▶ [Problem description]:
Please print every record below exactly as it appears.

[Dataset entries on figures]
|---|
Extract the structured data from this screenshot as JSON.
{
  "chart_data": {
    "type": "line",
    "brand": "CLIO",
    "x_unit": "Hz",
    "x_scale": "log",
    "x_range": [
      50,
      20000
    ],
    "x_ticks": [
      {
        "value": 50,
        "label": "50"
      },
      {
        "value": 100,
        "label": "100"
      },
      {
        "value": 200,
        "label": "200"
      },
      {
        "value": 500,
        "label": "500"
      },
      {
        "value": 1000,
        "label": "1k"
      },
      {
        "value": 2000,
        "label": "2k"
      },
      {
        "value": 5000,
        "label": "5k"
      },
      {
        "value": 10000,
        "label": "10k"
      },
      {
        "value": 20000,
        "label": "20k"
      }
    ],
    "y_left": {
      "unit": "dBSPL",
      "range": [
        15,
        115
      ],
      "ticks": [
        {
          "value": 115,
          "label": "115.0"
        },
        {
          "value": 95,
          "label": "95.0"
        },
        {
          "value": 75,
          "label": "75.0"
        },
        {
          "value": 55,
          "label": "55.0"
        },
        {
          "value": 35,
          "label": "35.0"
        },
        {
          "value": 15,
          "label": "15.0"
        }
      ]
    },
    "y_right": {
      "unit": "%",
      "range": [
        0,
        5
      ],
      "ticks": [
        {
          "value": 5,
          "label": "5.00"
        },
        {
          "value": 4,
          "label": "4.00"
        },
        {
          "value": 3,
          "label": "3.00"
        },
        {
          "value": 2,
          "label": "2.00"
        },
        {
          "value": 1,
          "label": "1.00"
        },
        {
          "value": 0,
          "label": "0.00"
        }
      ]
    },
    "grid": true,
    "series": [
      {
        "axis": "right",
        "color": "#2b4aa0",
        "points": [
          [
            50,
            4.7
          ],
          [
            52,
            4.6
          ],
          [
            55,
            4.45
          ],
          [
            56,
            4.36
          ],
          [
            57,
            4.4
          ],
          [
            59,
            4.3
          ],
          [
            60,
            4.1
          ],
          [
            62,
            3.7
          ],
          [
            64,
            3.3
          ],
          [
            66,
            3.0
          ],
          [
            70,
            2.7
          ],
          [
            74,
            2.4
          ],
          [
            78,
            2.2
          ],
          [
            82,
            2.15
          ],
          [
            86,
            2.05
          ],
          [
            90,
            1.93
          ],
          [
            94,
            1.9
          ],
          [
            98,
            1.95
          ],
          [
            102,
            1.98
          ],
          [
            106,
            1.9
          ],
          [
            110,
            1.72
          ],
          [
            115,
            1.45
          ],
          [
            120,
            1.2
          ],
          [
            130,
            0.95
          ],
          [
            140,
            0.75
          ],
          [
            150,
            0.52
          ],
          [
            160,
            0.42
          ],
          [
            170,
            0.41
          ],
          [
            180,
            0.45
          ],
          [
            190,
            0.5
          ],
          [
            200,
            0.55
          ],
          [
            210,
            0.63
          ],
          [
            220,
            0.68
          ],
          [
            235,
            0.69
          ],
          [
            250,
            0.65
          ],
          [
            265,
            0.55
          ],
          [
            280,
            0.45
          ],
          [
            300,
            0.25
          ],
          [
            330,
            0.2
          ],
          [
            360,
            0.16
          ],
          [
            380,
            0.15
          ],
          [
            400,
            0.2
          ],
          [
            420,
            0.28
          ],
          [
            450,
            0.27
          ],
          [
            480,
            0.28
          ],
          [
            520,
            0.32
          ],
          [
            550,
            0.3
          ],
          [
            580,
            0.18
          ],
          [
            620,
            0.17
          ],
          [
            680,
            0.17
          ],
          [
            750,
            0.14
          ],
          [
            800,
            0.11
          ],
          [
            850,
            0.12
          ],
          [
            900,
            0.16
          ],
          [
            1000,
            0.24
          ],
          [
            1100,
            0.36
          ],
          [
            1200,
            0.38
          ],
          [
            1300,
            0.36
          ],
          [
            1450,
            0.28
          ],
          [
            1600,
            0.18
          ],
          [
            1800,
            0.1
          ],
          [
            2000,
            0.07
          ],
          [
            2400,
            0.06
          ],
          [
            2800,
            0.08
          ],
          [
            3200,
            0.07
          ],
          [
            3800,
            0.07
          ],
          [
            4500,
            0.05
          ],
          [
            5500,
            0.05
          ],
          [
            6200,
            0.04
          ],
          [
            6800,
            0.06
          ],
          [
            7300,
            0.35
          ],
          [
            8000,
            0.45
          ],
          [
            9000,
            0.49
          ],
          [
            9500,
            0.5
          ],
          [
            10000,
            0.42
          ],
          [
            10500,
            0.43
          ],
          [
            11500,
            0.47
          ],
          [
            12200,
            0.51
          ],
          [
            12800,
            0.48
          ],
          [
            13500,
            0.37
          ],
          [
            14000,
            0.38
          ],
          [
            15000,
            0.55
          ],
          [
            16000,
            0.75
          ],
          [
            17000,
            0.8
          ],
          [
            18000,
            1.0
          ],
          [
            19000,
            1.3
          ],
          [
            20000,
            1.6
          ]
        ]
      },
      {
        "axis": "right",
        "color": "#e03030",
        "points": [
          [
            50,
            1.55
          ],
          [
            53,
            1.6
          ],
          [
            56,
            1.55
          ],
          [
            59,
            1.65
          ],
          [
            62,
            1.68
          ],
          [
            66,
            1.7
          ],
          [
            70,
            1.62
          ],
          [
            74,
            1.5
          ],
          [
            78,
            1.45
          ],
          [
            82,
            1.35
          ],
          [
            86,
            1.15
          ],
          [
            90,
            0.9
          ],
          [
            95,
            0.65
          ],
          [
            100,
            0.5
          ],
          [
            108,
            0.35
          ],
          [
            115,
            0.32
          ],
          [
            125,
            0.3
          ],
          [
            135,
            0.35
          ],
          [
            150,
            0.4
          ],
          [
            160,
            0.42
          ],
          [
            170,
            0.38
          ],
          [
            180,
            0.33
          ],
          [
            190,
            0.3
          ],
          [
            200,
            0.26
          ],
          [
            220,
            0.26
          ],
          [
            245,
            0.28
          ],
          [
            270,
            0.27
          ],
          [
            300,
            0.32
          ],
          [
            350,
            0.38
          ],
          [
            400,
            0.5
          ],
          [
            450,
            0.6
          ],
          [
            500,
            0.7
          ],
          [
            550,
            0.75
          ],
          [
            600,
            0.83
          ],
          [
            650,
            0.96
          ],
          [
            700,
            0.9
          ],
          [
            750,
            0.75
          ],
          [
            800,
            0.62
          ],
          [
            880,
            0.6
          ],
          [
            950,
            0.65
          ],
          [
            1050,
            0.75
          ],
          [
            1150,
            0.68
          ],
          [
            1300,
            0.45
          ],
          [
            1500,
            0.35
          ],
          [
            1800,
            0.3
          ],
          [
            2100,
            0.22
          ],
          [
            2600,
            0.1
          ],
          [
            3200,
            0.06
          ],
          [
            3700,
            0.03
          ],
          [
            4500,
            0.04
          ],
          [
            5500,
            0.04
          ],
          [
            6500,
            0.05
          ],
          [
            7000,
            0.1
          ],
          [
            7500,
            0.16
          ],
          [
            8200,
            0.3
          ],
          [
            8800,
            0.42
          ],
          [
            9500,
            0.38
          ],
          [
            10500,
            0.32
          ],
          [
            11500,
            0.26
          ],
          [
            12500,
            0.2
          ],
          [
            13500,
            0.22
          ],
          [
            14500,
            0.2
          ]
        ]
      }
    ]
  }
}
|---|
▶ [Exercise answer]:
Extract the structured data from this screenshot as JSON.
{
  "chart_data": {
    "type": "line",
    "brand": "CLIO",
    "x_unit": "Hz",
    "x_scale": "log",
    "x_range": [
      50,
      20000
    ],
    "x_ticks": [
      {
        "value": 50,
        "label": "50"
      },
      {
        "value": 100,
        "label": "100"
      },
      {
        "value": 200,
        "label": "200"
      },
      {
        "value": 500,
        "label": "500"
      },
      {
        "value": 1000,
        "label": "1k"
      },
      {
        "value": 2000,
        "label": "2k"
      },
      {
        "value": 5000,
        "label": "5k"
      },
      {
        "value": 10000,
        "label": "10k"
      },
      {
        "value": 20000,
        "label": "20k"
      }
    ],
    "y_left": {
      "unit": "dBSPL",
      "range": [
        15,
        115
      ],
      "ticks": [
        {
          "value": 115,
          "label": "115.0"
        },
        {
          "value": 95,
          "label": "95.0"
        },
        {
          "value": 75,
          "label": "75.0"
        },
        {
          "value": 55,
          "label": "55.0"
        },
        {
          "value": 35,
          "label": "35.0"
        },
        {
          "value": 15,
          "label": "15.0"
        }
      ]
    },
    "y_right": {
      "unit": "%",
      "range": [
        0,
        5
      ],
      "ticks": [
        {
          "value": 5,
          "label": "5.00"
        },
        {
          "value": 4,
          "label": "4.00"
        },
        {
          "value": 3,
          "label": "3.00"
        },
        {
          "value": 2,
          "label": "2.00"
        },
        {
          "value": 1,
          "label": "1.00"
        },
        {
          "value": 0,
          "label": "0.00"
        }
      ]
    },
    "grid": true,
    "series": [
      {
        "axis": "right",
        "color": "#2b4aa0",
        "points": [
          [
            50,
            4.7
          ],
          [
            52,
            4.6
          ],
          [
            55,
            4.45
          ],
          [
            56,
            4.36
          ],
          [
            57,
            4.4
          ],
          [
            59,
            4.3
          ],
          [
            60,
            4.1
          ],
          [
            62,
            3.7
          ],
          [
            64,
            3.3
          ],
          [
            66,
            3.0
          ],
          [
            70,
            2.7
          ],
          [
            74,
            2.4
          ],
          [
            78,
            2.2
          ],
          [
            82,
            2.15
          ],
          [
            86,
            2.05
          ],
          [
            90,
            1.93
          ],
          [
            94,
            1.9
          ],
          [
            98,
            1.95
          ],
          [
            102,
            1.98
          ],
          [
            106,
            1.9
          ],
          [
            110,
            1.72
          ],
          [
            115,
            1.45
          ],
          [
            120,
            1.2
          ],
          [
            130,
            0.95
          ],
          [
            140,
            0.75
          ],
          [
            150,
            0.52
          ],
          [
            160,
            0.42
          ],
          [
            170,
            0.41
          ],
          [
            180,
            0.45
          ],
          [
            190,
            0.5
          ],
          [
            200,
            0.55
          ],
          [
            210,
            0.63
          ],
          [
            220,
            0.68
          ],
          [
            235,
            0.69
          ],
          [
            250,
            0.65
          ],
          [
            265,
            0.55
          ],
          [
            280,
            0.45
          ],
          [
            300,
            0.25
          ],
          [
            330,
            0.2
          ],
          [
            360,
            0.16
          ],
          [
            380,
            0.15
          ],
          [
            400,
            0.2
          ],
          [
            420,
            0.28
          ],
          [
            450,
            0.27
          ],
          [
            480,
            0.28
          ],
          [
            520,
            0.32
          ],
          [
            550,
            0.3
          ],
          [
            580,
            0.18
          ],
          [
            620,
            0.17
          ],
          [
            680,
            0.17
          ],
          [
            750,
            0.14
          ],
          [
            800,
            0.11
          ],
          [
            850,
            0.12
          ],
          [
            900,
            0.16
          ],
          [
            1000,
            0.24
          ],
          [
            1100,
            0.36
          ],
          [
            1200,
            0.38
          ],
          [
            1300,
            0.36
          ],
          [
            1450,
            0.28
          ],
          [
            1600,
            0.18
          ],
          [
            1800,
            0.1
          ],
          [
            2000,
            0.07
          ],
          [
            2400,
            0.06
          ],
          [
            2800,
            0.08
          ],
          [
            3200,
            0.07
          ],
          [
            3800,
            0.07
          ],
          [
            4500,
            0.05
          ],
          [
            5500,
            0.05
          ],
          [
            6200,
            0.04
          ],
          [
            6800,
            0.06
          ],
          [
            7300,
            0.35
          ],
          [
            8000,
            0.45
          ],
          [
            9000,
            0.49
          ],
          [
            9500,
            0.5
          ],
          [
            10000,
            0.42
          ],
          [
            10500,
            0.43
          ],
          [
            11500,
            0.47
          ],
          [
            12200,
            0.51
          ],
          [
            12800,
            0.48
          ],
          [
            13500,
            0.37
          ],
          [
            14000,
            0.38
          ],
          [
            15000,
            0.55
          ],
          [
            16000,
            0.75
          ],
          [
            17000,
            0.8
          ],
          [
            18000,
            1.0
          ],
          [
            19000,
            1.3
          ],
          [
            20000,
            1.6
          ]
        ]
      },
      {
        "axis": "right",
        "color": "#e03030",
        "points": [
          [
            50,
            1.55
          ],
          [
            53,
            1.6
          ],
          [
            56,
            1.55
          ],
          [
            59,
            1.65
          ],
          [
            62,
            1.68
          ],
          [
            66,
            1.7
          ],
          [
            70,
            1.62
          ],
          [
            74,
            1.5
          ],
          [
            78,
            1.45
          ],
          [
            82,
            1.35
          ],
          [
            86,
            1.15
          ],
          [
            90,
            0.9
          ],
          [
            95,
            0.65
          ],
          [
            100,
            0.5
          ],
          [
            108,
            0.35
          ],
          [
            115,
            0.32
          ],
          [
            125,
            0.3
          ],
          [
            135,
            0.35
          ],
          [
            150,
            0.4
          ],
          [
            160,
            0.42
          ],
          [
            170,
            0.38
          ],
          [
            180,
            0.33
          ],
          [
            190,
            0.3
          ],
          [
            200,
            0.26
          ],
          [
            220,
            0.26
          ],
          [
            245,
            0.28
          ],
          [
            270,
            0.27
          ],
          [
            300,
            0.32
          ],
          [
            350,
            0.38
          ],
          [
            400,
            0.5
          ],
          [
            450,
            0.6
          ],
          [
            500,
            0.7
          ],
          [
            550,
            0.75
          ],
          [
            600,
            0.83
          ],
          [
            650,
            0.96
          ],
          [
            700,
            0.9
          ],
          [
            750,
            0.75
          ],
          [
            800,
            0.62
          ],
          [
            880,
            0.6
          ],
          [
            950,
            0.65
          ],
          [
            1050,
            0.75
          ],
          [
            1150,
            0.68
          ],
          [
            1300,
            0.45
          ],
          [
            1500,
            0.35
          ],
          [
            1800,
            0.3
          ],
          [
            2100,
            0.22
          ],
          [
            2600,
            0.1
          ],
          [
            3200,
            0.06
          ],
          [
            3700,
            0.03
          ],
          [
            4500,
            0.04
          ],
          [
            5500,
            0.04
          ],
          [
            6500,
            0.05
          ],
          [
            7000,
            0.1
          ],
          [
            7500,
            0.16
          ],
          [
            8200,
            0.3
          ],
          [
            8800,
            0.42
          ],
          [
            9500,
            0.38
          ],
          [
            10500,
            0.32
          ],
          [
            11500,
            0.26
          ],
          [
            12500,
            0.2
          ],
          [
            13500,
            0.22
          ],
          [
            14500,
            0.2
          ]
        ]
      }
    ]
  }
}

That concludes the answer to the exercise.